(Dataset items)
________________________________________

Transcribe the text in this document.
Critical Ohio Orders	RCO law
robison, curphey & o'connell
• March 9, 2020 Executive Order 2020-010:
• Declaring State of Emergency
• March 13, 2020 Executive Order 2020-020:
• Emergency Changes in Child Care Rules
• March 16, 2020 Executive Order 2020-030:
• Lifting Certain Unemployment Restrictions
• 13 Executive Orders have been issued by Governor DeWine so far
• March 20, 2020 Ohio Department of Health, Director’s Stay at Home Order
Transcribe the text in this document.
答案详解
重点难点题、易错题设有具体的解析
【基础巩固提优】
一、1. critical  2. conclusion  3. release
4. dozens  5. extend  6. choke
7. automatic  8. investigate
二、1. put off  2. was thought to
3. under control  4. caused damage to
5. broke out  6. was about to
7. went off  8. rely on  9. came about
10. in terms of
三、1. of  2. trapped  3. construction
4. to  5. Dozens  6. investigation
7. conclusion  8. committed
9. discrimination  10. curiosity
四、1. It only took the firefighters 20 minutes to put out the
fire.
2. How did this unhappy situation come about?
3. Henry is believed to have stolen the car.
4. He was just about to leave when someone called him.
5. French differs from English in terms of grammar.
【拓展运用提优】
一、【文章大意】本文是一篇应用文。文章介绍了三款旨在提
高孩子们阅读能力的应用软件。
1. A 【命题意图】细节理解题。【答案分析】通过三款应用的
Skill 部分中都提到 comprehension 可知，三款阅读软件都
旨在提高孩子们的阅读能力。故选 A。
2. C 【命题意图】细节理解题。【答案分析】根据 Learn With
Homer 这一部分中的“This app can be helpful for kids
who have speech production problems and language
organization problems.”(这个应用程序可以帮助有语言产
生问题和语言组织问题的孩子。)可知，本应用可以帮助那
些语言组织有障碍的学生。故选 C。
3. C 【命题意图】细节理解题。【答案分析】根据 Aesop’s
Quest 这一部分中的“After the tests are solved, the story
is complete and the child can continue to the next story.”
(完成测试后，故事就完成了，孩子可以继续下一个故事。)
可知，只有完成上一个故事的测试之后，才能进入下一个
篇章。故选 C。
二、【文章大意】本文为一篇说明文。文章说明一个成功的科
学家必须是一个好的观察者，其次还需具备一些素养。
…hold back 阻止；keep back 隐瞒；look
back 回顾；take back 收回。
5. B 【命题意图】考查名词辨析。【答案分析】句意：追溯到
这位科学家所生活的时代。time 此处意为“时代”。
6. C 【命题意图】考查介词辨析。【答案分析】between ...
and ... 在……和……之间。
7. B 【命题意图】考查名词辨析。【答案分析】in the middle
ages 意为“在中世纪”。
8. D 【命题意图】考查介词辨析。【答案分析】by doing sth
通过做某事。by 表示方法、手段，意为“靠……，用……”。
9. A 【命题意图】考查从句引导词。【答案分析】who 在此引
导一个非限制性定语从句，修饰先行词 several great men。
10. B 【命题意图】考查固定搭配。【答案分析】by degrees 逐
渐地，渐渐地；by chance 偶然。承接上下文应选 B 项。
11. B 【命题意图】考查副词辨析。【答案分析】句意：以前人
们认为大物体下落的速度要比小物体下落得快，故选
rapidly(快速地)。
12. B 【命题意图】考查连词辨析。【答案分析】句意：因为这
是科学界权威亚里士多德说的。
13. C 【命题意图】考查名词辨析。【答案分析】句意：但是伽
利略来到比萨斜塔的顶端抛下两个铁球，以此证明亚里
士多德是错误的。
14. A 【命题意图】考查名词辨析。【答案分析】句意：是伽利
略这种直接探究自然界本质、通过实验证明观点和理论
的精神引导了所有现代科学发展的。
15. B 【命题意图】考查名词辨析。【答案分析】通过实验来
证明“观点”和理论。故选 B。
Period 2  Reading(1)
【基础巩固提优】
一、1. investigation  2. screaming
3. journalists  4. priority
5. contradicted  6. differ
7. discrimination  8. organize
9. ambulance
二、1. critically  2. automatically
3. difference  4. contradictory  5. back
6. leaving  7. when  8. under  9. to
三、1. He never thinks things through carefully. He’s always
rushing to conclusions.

________________________________________

Set exercise: Set down the entries verbatim, leaving none out.

Answer to this problem:
Transcribe the text in this document.
Critical Ohio Orders	RCO law
robison, curphey & o'connell
• March 9, 2020 Executive Order 2020-010:
• Declaring State of Emergency
• March 13, 2020 Executive Order 2020-020:
• Emergency Changes in Child Care Rules
• March 16, 2020 Executive Order 2020-030:
• Lifting Certain Unemployment Restrictions
• 13 Executive Orders have been issued by Governor DeWine so far
• March 20, 2020 Ohio Department of Health, Director’s Stay at Home Order
Transcribe the text in this document.
答案详解
重点难点题、易错题设有具体的解析
【基础巩固提优】
一、1. critical  2. conclusion  3. release
4. dozens  5. extend  6. choke
7. automatic  8. investigate
二、1. put off  2. was thought to
3. under control  4. caused damage to
5. broke out  6. was about to
7. went off  8. rely on  9. came about
10. in terms of
三、1. of  2. trapped  3. construction
4. to  5. Dozens  6. investigation
7. conclusion  8. committed
9. discrimination  10. curiosity
四、1. It only took the firefighters 20 minutes to put out the
fire.
2. How did this unhappy situation come about?
3. Henry is believed to have stolen the car.
4. He was just about to leave when someone called him.
5. French differs from English in terms of grammar.
【拓展运用提优】
一、【文章大意】本文是一篇应用文。文章介绍了三款旨在提
高孩子们阅读能力的应用软件。
1. A 【命题意图】细节理解题。【答案分析】通过三款应用的
Skill 部分中都提到 comprehension 可知，三款阅读软件都
旨在提高孩子们的阅读能力。故选 A。
2. C 【命题意图】细节理解题。【答案分析】根据 Learn With
Homer 这一部分中的“This app can be helpful for kids
who have speech production problems and language
organization problems.”(这个应用程序可以帮助有语言产
生问题和语言组织问题的孩子。)可知，本应用可以帮助那
些语言组织有障碍的学生。故选 C。
3. C 【命题意图】细节理解题。【答案分析】根据 Aesop’s
Quest 这一部分中的“After the tests are solved, the story
is complete and the child can continue to the next story.”
(完成测试后，故事就完成了，孩子可以继续下一个故事。)
可知，只有完成上一个故事的测试之后，才能进入下一个
篇章。故选 C。
二、【文章大意】本文为一篇说明文。文章说明一个成功的科
学家必须是一个好的观察者，其次还需具备一些素养。
…hold back 阻止；keep back 隐瞒；look
back 回顾；take back 收回。
5. B 【命题意图】考查名词辨析。【答案分析】句意：追溯到
这位科学家所生活的时代。time 此处意为“时代”。
6. C 【命题意图】考查介词辨析。【答案分析】between ...
and ... 在……和……之间。
7. B 【命题意图】考查名词辨析。【答案分析】in the middle
ages 意为“在中世纪”。
8. D 【命题意图】考查介词辨析。【答案分析】by doing sth
通过做某事。by 表示方法、手段，意为“靠……，用……”。
9. A 【命题意图】考查从句引导词。【答案分析】who 在此引
导一个非限制性定语从句，修饰先行词 several great men。
10. B 【命题意图】考查固定搭配。【答案分析】by degrees 逐
渐地，渐渐地；by chance 偶然。承接上下文应选 B 项。
11. B 【命题意图】考查副词辨析。【答案分析】句意：以前人
们认为大物体下落的速度要比小物体下落得快，故选
rapidly(快速地)。
12. B 【命题意图】考查连词辨析。【答案分析】句意：因为这
是科学界权威亚里士多德说的。
13. C 【命题意图】考查名词辨析。【答案分析】句意：但是伽
利略来到比萨斜塔的顶端抛下两个铁球，以此证明亚里
士多德是错误的。
14. A 【命题意图】考查名词辨析。【答案分析】句意：是伽利
略这种直接探究自然界本质、通过实验证明观点和理论
的精神引导了所有现代科学发展的。
15. B 【命题意图】考查名词辨析。【答案分析】通过实验来
证明“观点”和理论。故选 B。
Period 2  Reading(1)
【基础巩固提优】
一、1. investigation  2. screaming
3. journalists  4. priority
5. contradicted  6. differ
7. discrimination  8. organize
9. ambulance
二、1. critically  2. automatically
3. difference  4. contradictory  5. back
6. leaving  7. when  8. under  9. to
三、1. He never thinks things through carefully. He’s always
rushing to conclusions.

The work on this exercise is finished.